Problem requirements:
Gather every line in the records below that contains the word "Mean".

(Records from a collection of figures)
....................
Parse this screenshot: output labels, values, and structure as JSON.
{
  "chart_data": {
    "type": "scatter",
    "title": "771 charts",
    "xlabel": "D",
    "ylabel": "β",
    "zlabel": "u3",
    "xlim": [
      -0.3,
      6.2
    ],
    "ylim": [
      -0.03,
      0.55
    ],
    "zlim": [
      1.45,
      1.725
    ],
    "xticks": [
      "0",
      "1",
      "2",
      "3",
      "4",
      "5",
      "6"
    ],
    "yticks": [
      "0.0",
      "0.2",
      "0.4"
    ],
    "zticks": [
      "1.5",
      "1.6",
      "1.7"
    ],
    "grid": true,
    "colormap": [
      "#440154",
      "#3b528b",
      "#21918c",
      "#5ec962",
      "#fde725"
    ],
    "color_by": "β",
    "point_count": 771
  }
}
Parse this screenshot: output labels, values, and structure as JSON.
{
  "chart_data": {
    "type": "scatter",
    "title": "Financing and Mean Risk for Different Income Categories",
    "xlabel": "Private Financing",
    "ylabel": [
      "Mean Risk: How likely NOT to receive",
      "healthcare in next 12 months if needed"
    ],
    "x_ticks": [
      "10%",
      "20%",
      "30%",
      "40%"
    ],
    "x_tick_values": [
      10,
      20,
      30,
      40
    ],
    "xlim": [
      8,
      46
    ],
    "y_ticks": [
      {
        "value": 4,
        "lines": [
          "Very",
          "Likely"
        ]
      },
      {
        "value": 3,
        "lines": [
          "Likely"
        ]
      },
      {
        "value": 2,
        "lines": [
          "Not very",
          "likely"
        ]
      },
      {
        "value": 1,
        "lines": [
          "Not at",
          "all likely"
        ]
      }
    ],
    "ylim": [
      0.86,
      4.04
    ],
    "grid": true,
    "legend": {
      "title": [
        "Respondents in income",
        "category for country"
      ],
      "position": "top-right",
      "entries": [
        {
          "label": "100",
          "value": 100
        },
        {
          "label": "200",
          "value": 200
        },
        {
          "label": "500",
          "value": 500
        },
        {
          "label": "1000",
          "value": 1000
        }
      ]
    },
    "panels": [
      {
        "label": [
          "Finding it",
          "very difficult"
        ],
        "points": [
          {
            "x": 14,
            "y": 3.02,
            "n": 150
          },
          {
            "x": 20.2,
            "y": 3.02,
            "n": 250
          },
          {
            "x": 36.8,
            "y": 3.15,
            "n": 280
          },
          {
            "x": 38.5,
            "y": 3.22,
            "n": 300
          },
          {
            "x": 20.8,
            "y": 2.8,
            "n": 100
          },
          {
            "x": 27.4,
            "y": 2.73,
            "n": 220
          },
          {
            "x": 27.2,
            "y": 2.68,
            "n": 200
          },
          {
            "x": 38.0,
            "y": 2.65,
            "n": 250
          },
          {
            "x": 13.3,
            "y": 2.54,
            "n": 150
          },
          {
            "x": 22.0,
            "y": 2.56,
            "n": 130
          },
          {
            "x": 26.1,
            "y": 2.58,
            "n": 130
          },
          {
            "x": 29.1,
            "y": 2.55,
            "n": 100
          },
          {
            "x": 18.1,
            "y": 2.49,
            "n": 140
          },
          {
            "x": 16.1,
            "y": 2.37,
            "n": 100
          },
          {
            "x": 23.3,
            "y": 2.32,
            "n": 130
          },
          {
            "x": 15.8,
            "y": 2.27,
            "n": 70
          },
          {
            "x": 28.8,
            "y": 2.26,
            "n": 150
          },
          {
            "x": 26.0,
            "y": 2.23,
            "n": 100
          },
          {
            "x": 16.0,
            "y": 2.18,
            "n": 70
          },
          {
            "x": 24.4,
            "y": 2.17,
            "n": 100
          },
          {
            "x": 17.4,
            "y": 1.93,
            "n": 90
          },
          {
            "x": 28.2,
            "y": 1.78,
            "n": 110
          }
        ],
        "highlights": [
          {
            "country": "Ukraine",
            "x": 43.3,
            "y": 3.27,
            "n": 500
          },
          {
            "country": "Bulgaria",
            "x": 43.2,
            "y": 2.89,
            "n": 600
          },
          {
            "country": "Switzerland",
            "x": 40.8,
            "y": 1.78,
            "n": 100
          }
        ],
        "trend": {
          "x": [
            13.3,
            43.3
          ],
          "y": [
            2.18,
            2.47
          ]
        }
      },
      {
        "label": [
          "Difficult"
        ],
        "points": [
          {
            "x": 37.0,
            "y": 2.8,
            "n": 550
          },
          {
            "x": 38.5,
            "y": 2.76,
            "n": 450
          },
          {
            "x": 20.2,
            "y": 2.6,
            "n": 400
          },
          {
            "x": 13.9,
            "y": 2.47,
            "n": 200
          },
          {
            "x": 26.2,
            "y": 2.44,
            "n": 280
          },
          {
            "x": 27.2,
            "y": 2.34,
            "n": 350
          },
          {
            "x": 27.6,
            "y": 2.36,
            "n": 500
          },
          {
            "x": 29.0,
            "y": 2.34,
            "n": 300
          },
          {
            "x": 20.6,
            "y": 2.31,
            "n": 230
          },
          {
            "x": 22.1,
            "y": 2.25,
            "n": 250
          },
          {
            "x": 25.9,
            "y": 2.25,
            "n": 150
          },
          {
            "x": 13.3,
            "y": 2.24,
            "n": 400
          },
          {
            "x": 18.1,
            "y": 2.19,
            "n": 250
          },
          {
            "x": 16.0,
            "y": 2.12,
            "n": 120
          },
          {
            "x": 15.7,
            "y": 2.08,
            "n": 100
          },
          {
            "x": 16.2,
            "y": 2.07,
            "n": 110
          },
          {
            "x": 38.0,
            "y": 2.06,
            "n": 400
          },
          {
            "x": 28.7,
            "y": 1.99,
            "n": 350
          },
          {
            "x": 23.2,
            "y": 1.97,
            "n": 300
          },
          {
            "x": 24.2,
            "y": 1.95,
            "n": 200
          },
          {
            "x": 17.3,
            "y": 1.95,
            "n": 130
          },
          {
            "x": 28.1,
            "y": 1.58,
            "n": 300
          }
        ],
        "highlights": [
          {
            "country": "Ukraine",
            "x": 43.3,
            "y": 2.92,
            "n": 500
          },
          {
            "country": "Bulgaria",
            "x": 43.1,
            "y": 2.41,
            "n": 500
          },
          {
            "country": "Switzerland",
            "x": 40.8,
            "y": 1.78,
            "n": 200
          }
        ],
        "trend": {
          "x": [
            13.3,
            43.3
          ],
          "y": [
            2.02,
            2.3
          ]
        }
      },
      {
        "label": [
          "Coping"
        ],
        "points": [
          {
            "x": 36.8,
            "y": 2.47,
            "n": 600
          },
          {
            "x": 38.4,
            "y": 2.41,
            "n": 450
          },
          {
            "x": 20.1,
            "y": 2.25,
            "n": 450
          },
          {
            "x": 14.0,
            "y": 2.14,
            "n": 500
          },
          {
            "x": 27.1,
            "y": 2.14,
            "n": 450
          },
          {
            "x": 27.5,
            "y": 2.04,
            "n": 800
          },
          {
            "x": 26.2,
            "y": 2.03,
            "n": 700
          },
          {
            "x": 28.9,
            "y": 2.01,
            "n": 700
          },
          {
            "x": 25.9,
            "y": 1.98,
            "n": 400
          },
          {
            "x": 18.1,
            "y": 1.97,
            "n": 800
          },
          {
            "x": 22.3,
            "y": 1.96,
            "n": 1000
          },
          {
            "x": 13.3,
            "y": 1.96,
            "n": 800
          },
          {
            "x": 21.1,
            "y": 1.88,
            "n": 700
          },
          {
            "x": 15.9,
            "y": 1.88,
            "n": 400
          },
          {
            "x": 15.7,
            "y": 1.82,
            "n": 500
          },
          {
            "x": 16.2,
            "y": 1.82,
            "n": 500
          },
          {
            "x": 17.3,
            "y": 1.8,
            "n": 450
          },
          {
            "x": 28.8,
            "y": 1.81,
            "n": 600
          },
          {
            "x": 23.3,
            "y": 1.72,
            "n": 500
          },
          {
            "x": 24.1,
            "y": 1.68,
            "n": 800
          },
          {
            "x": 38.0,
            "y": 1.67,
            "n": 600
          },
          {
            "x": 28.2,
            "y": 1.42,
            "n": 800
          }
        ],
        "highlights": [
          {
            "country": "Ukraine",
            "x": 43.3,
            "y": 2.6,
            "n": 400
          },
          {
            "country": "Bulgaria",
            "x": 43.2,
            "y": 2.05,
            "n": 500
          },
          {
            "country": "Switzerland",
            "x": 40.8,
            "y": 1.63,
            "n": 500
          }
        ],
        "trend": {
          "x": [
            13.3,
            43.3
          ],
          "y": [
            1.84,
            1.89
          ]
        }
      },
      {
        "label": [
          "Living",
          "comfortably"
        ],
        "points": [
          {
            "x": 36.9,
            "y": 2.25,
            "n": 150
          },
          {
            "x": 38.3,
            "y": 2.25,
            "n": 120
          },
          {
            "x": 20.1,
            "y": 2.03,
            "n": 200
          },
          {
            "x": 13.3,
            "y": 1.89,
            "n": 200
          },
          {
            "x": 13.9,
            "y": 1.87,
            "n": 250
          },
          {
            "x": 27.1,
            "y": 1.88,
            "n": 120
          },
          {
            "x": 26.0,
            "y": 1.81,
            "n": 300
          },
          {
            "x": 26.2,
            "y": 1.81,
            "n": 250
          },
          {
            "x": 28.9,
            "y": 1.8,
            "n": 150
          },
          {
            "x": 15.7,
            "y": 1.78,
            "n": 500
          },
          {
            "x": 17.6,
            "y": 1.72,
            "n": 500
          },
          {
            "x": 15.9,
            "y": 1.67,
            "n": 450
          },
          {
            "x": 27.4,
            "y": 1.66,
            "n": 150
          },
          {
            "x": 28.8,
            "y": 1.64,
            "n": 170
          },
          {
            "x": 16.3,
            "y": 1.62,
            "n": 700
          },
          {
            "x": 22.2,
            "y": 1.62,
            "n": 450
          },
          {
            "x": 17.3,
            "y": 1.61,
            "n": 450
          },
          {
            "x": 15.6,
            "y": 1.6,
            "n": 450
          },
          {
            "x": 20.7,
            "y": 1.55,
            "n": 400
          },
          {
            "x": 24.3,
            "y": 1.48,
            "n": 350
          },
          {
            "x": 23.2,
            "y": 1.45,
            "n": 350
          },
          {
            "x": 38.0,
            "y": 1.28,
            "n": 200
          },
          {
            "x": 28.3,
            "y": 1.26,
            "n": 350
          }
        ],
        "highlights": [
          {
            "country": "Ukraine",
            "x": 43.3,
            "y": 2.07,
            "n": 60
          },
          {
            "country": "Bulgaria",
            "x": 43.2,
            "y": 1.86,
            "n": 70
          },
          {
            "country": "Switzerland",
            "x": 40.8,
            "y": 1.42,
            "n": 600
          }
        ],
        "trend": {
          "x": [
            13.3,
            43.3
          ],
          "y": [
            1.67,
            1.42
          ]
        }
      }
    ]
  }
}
....................
Exercise result:
    "title": "Financing and Mean Risk for Different Income Categories",
      "Mean Risk: How likely NOT to receive",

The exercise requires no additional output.